Reproduce the data below word for word and line for line, with no changes.

════════════════════

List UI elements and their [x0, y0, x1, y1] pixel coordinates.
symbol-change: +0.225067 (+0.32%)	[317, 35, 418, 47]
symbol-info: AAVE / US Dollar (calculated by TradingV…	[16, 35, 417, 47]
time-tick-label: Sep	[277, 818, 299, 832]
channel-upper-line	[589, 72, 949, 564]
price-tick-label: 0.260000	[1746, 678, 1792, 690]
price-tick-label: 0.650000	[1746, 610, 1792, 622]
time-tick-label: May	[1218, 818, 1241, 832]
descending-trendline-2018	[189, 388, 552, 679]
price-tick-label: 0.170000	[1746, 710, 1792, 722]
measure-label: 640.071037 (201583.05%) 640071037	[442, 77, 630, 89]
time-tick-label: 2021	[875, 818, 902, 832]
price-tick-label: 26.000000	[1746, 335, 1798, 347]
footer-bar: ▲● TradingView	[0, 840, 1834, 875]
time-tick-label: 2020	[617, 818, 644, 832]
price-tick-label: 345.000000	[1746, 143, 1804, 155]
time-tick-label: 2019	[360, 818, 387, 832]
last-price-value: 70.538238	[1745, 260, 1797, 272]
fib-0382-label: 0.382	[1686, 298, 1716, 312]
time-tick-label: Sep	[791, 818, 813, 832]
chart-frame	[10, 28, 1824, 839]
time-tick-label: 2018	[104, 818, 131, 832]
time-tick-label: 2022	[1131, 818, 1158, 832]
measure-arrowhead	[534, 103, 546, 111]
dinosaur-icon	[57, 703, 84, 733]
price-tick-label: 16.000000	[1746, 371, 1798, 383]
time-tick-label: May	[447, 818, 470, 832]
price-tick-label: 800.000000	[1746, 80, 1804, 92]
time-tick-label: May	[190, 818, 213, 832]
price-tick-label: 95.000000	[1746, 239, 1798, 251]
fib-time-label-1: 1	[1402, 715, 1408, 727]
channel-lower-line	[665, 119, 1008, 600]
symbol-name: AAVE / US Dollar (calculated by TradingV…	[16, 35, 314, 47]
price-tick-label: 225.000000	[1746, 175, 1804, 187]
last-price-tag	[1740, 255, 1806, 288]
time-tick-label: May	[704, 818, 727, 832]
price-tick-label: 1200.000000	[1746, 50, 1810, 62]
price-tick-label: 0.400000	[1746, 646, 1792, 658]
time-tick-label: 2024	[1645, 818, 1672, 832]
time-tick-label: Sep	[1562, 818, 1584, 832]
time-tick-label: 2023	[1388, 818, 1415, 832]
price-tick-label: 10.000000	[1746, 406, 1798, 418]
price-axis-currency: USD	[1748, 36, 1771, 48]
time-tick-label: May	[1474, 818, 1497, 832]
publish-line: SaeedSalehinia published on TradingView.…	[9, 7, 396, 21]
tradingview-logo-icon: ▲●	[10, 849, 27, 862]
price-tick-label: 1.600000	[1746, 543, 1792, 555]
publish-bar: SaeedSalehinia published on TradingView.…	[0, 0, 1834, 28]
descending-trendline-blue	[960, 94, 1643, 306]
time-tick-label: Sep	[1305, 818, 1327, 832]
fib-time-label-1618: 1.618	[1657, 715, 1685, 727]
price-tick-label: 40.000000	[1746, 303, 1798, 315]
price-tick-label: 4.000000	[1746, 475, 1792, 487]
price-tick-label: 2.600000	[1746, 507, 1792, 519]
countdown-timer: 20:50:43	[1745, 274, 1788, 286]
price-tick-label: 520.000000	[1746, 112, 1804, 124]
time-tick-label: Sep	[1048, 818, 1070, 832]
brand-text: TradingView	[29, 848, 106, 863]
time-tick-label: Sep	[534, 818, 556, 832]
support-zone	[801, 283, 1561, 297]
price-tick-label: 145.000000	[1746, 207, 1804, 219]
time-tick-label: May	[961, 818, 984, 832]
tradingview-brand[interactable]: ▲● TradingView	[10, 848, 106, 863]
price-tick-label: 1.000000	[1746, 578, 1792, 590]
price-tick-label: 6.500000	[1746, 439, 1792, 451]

════════════════════

TASK ANSWER.
List UI elements and their [x0, y0, x1, y1] pixel coordinates.
symbol-change: +0.225067 (+0.32%)	[317, 35, 418, 47]
symbol-info: AAVE / US Dollar (calculated by TradingV…	[16, 35, 417, 47]
time-tick-label: Sep	[277, 818, 299, 832]
channel-upper-line	[589, 72, 949, 564]
price-tick-label: 0.260000	[1746, 678, 1792, 690]
price-tick-label: 0.650000	[1746, 610, 1792, 622]
time-tick-label: May	[1218, 818, 1241, 832]
descending-trendline-2018	[189, 388, 552, 679]
price-tick-label: 0.170000	[1746, 710, 1792, 722]
measure-label: 640.071037 (201583.05%) 640071037	[442, 77, 630, 89]
time-tick-label: 2021	[875, 818, 902, 832]
price-tick-label: 26.000000	[1746, 335, 1798, 347]
footer-bar: ▲● TradingView	[0, 840, 1834, 875]
time-tick-label: 2020	[617, 818, 644, 832]
price-tick-label: 345.000000	[1746, 143, 1804, 155]
time-tick-label: 2019	[360, 818, 387, 832]
last-price-value: 70.538238	[1745, 260, 1797, 272]
fib-0382-label: 0.382	[1686, 298, 1716, 312]
time-tick-label: Sep	[791, 818, 813, 832]
chart-frame	[10, 28, 1824, 839]
time-tick-label: 2018	[104, 818, 131, 832]
time-tick-label: 2022	[1131, 818, 1158, 832]
measure-arrowhead	[534, 103, 546, 111]
dinosaur-icon	[57, 703, 84, 733]
price-tick-label: 16.000000	[1746, 371, 1798, 383]
time-tick-label: May	[447, 818, 470, 832]
price-tick-label: 800.000000	[1746, 80, 1804, 92]
time-tick-label: May	[190, 818, 213, 832]
price-tick-label: 95.000000	[1746, 239, 1798, 251]
fib-time-label-1: 1	[1402, 715, 1408, 727]
channel-lower-line	[665, 119, 1008, 600]
symbol-name: AAVE / US Dollar (calculated by TradingV…	[16, 35, 314, 47]
price-tick-label: 225.000000	[1746, 175, 1804, 187]
last-price-tag	[1740, 255, 1806, 288]
time-tick-label: May	[704, 818, 727, 832]
price-tick-label: 1200.000000	[1746, 50, 1810, 62]
price-tick-label: 0.400000	[1746, 646, 1792, 658]
time-tick-label: 2024	[1645, 818, 1672, 832]
time-tick-label: Sep	[1562, 818, 1584, 832]
time-tick-label: 2023	[1388, 818, 1415, 832]
price-tick-label: 10.000000	[1746, 406, 1798, 418]
price-axis-currency: USD	[1748, 36, 1771, 48]
time-tick-label: May	[1474, 818, 1497, 832]
publish-line: SaeedSalehinia published on TradingView.…	[9, 7, 396, 21]
tradingview-logo-icon: ▲●	[10, 849, 27, 862]
price-tick-label: 1.600000	[1746, 543, 1792, 555]
publish-bar: SaeedSalehinia published on TradingView.…	[0, 0, 1834, 28]
descending-trendline-blue	[960, 94, 1643, 306]
time-tick-label: Sep	[1305, 818, 1327, 832]
fib-time-label-1618: 1.618	[1657, 715, 1685, 727]
price-tick-label: 40.000000	[1746, 303, 1798, 315]
price-tick-label: 4.000000	[1746, 475, 1792, 487]
price-tick-label: 2.600000	[1746, 507, 1792, 519]
countdown-timer: 20:50:43	[1745, 274, 1788, 286]
price-tick-label: 520.000000	[1746, 112, 1804, 124]
time-tick-label: Sep	[1048, 818, 1070, 832]
brand-text: TradingView	[29, 848, 106, 863]
time-tick-label: Sep	[534, 818, 556, 832]
support-zone	[801, 283, 1561, 297]
price-tick-label: 145.000000	[1746, 207, 1804, 219]
time-tick-label: May	[961, 818, 984, 832]
tradingview-brand[interactable]: ▲● TradingView	[10, 848, 106, 863]
price-tick-label: 1.000000	[1746, 578, 1792, 590]
price-tick-label: 6.500000	[1746, 439, 1792, 451]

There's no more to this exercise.